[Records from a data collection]
++++

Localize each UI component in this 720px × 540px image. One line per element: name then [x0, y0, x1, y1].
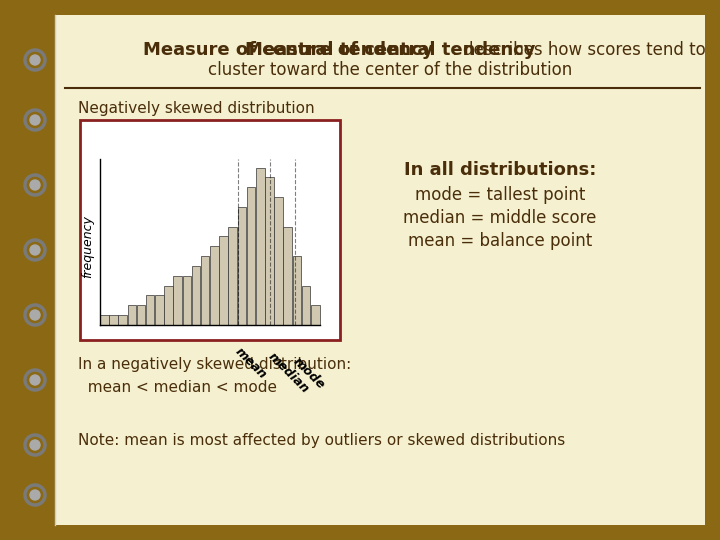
Bar	[265, 177, 274, 325]
Circle shape	[30, 490, 40, 500]
Text: median = middle score: median = middle score	[403, 209, 597, 227]
Bar	[127, 305, 136, 325]
Text: In all distributions:: In all distributions:	[404, 161, 596, 179]
Bar	[137, 305, 145, 325]
Bar	[210, 246, 219, 325]
Circle shape	[30, 115, 40, 125]
Bar	[292, 256, 301, 325]
Text: mean < median < mode: mean < median < mode	[78, 381, 277, 395]
Bar	[109, 315, 118, 325]
Circle shape	[30, 180, 40, 190]
Text: mean = balance point: mean = balance point	[408, 232, 592, 250]
Bar	[302, 286, 310, 325]
Text: In a negatively skewed distribution:: In a negatively skewed distribution:	[78, 357, 351, 373]
Circle shape	[30, 55, 40, 65]
Bar	[80, 120, 340, 340]
Bar	[146, 295, 155, 325]
Bar	[311, 305, 320, 325]
Circle shape	[30, 245, 40, 255]
Bar	[182, 276, 192, 325]
Bar	[100, 315, 109, 325]
Circle shape	[30, 375, 40, 385]
Circle shape	[30, 440, 40, 450]
Bar	[164, 286, 173, 325]
Text: Measure of central tendency: Measure of central tendency	[245, 41, 535, 59]
Text: Negatively skewed distribution: Negatively skewed distribution	[78, 100, 315, 116]
Bar	[256, 167, 264, 325]
Bar	[247, 187, 256, 325]
Text: Measure of central tendency: Measure of central tendency	[143, 41, 433, 59]
Bar	[192, 266, 200, 325]
Bar	[174, 276, 182, 325]
Bar	[274, 197, 283, 325]
Text: mode: mode	[291, 355, 328, 392]
Bar	[118, 315, 127, 325]
Text: mean: mean	[233, 345, 269, 382]
Bar	[284, 227, 292, 325]
Bar	[238, 207, 246, 325]
Text: mode = tallest point: mode = tallest point	[415, 186, 585, 204]
Text: frequency: frequency	[81, 215, 94, 278]
Bar	[228, 227, 237, 325]
Bar	[201, 256, 210, 325]
Text: : describes how scores tend to: : describes how scores tend to	[452, 41, 706, 59]
Text: cluster toward the center of the distribution: cluster toward the center of the distrib…	[208, 61, 572, 79]
Circle shape	[30, 310, 40, 320]
Text: Note: mean is most affected by outliers or skewed distributions: Note: mean is most affected by outliers …	[78, 433, 565, 448]
Text: median: median	[266, 350, 311, 396]
Bar	[155, 295, 163, 325]
Bar	[219, 237, 228, 325]
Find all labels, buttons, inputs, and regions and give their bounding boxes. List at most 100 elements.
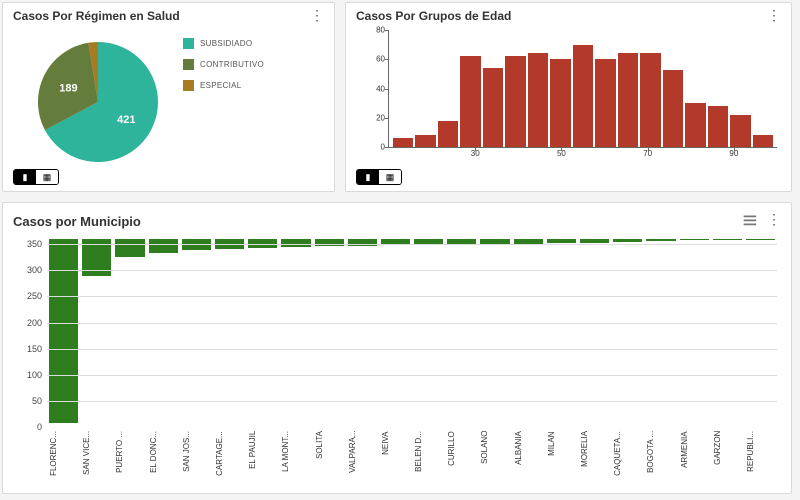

++++

Task directions: Rewrite the material above, changing "bounding boxes" to "coordinates" and leaving everything else as it is. Omit the pictures from your version.

Solution to the problem:
Localize each UI component in this 720px × 540px image. One line per element: name then [x0, y0, x1, y1].
Bar	[265, 177, 274, 325]
Circle shape	[30, 490, 40, 500]
Text: median = middle score: median = middle score	[403, 209, 597, 227]
Bar	[127, 305, 136, 325]
Text: In all distributions:: In all distributions:	[404, 161, 596, 179]
Bar	[137, 305, 145, 325]
Bar	[210, 246, 219, 325]
Circle shape	[30, 115, 40, 125]
Bar	[292, 256, 301, 325]
Text: mean < median < mode: mean < median < mode	[78, 381, 277, 395]
Bar	[109, 315, 118, 325]
Circle shape	[30, 180, 40, 190]
Text: mean = balance point: mean = balance point	[408, 232, 592, 250]
Bar	[302, 286, 310, 325]
Text: In a negatively skewed distribution:: In a negatively skewed distribution:	[78, 357, 351, 373]
Circle shape	[30, 55, 40, 65]
Bar	[80, 120, 340, 340]
Bar	[146, 295, 155, 325]
Bar	[311, 305, 320, 325]
Circle shape	[30, 245, 40, 255]
Bar	[182, 276, 192, 325]
Bar	[100, 315, 109, 325]
Circle shape	[30, 375, 40, 385]
Circle shape	[30, 440, 40, 450]
Bar	[164, 286, 173, 325]
Text: Measure of central tendency: Measure of central tendency	[245, 41, 535, 59]
Text: Negatively skewed distribution: Negatively skewed distribution	[78, 100, 315, 116]
Bar	[256, 167, 264, 325]
Bar	[247, 187, 256, 325]
Text: Measure of central tendency: Measure of central tendency	[143, 41, 433, 59]
Bar	[192, 266, 200, 325]
Bar	[174, 276, 182, 325]
Bar	[274, 197, 283, 325]
Text: mode: mode	[291, 355, 328, 392]
Bar	[118, 315, 127, 325]
Text: mean: mean	[233, 345, 269, 382]
Bar	[284, 227, 292, 325]
Bar	[238, 207, 246, 325]
Text: mode = tallest point: mode = tallest point	[415, 186, 585, 204]
Text: frequency: frequency	[81, 215, 94, 278]
Bar	[228, 227, 237, 325]
Bar	[201, 256, 210, 325]
Text: : describes how scores tend to: : describes how scores tend to	[452, 41, 706, 59]
Text: cluster toward the center of the distribution: cluster toward the center of the distrib…	[208, 61, 572, 79]
Circle shape	[30, 310, 40, 320]
Text: Note: mean is most affected by outliers or skewed distributions: Note: mean is most affected by outliers …	[78, 433, 565, 448]
Text: median: median	[266, 350, 311, 396]
Bar	[155, 295, 163, 325]
Bar	[219, 237, 228, 325]
Find all labels, buttons, inputs, and regions and give their coordinates. List at most 100 elements.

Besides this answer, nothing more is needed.